▸ Task brief: From the entries below, list each line with "Southern".

▸ Dataset records:
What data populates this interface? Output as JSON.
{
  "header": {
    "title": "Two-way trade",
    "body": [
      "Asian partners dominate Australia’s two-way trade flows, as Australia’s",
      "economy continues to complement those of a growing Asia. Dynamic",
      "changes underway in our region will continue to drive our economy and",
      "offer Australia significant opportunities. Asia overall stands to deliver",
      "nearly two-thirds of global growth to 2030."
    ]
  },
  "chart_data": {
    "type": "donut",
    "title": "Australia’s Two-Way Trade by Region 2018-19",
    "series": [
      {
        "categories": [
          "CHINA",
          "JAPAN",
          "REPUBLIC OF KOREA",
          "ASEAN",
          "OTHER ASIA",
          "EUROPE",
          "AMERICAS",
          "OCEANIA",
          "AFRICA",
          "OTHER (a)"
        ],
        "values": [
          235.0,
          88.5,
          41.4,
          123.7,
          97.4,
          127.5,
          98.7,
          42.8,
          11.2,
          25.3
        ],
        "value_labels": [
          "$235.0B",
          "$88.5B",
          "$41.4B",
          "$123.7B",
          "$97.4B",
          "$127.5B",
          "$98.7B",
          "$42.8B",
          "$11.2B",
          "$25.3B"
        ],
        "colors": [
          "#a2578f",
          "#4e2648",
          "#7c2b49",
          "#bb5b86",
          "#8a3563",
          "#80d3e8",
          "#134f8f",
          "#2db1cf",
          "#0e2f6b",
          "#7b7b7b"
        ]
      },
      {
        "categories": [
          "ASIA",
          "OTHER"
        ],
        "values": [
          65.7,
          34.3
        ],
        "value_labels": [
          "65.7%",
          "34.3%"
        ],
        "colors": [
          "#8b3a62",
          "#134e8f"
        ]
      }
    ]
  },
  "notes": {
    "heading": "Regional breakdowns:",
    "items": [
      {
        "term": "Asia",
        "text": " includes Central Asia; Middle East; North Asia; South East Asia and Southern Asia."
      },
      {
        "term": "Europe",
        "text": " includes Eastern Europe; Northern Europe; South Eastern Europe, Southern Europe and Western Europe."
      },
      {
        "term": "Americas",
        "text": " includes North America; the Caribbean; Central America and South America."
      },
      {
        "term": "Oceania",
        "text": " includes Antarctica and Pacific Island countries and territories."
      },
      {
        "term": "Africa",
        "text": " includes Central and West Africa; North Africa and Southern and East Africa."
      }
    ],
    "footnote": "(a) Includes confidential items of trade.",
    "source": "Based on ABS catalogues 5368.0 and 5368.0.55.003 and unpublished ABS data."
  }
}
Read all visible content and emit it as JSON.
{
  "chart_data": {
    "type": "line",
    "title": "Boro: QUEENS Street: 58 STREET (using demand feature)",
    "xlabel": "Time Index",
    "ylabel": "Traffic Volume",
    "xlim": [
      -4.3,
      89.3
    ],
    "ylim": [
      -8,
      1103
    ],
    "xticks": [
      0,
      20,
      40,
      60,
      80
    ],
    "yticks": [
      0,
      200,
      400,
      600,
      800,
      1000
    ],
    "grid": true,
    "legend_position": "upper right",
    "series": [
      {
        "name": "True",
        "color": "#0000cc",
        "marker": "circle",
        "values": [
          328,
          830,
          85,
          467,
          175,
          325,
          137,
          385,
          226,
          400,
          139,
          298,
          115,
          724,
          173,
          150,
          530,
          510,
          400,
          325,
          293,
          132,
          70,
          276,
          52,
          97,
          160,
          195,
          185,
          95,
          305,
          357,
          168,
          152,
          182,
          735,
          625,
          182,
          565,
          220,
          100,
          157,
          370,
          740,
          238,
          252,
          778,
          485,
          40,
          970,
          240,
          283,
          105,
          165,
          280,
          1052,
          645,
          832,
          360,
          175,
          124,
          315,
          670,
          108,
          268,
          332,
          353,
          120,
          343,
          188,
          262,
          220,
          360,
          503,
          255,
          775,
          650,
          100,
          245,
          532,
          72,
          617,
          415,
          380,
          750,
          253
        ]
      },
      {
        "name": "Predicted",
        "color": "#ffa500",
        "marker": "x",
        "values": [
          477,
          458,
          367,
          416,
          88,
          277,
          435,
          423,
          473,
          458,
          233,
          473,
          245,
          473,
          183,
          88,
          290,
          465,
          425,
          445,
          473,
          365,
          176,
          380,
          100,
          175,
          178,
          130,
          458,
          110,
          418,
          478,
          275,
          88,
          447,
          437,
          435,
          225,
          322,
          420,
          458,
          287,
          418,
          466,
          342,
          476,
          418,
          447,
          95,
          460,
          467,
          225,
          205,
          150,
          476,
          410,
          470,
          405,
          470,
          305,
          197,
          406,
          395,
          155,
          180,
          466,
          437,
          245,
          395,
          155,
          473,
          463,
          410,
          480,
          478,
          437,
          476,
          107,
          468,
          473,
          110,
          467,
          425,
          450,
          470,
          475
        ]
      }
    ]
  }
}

▸ Answer to this exercise:
        "text": " includes Central Asia; Middle East; North Asia; South East Asia and Southern Asia."
        "text": " includes Eastern Europe; Northern Europe; South Eastern Europe, Southern Europe and Western Europe."
        "text": " includes Central and West Africa; North Africa and Southern and East Africa."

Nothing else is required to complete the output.